Task statement:
From the records below, pull each line that has "name".

Collected data entries:
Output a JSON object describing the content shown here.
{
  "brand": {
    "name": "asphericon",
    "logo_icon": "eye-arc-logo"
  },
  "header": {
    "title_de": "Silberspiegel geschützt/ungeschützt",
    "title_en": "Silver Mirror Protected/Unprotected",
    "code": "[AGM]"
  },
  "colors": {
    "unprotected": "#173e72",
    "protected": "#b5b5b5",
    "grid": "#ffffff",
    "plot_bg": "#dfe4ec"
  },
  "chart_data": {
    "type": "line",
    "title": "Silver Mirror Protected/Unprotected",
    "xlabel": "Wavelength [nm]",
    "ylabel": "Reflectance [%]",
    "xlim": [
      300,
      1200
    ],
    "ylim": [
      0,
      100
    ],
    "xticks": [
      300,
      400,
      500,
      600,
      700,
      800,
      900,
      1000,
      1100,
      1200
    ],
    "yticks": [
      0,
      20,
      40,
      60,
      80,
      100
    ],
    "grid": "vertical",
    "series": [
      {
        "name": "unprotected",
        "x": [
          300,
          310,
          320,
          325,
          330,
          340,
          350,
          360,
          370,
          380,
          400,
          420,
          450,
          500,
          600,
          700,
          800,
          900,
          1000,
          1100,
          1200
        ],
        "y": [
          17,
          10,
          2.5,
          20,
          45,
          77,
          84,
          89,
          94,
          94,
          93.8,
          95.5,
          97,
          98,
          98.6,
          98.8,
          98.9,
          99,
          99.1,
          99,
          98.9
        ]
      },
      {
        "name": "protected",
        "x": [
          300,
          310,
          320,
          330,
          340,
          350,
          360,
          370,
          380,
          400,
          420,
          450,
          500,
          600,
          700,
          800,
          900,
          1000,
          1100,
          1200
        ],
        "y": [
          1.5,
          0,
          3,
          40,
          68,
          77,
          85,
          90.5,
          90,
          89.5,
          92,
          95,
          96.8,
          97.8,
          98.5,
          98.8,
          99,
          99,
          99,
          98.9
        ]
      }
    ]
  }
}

Response to the exercise:
    "name": "asphericon",
        "name": "unprotected",
        "name": "protected",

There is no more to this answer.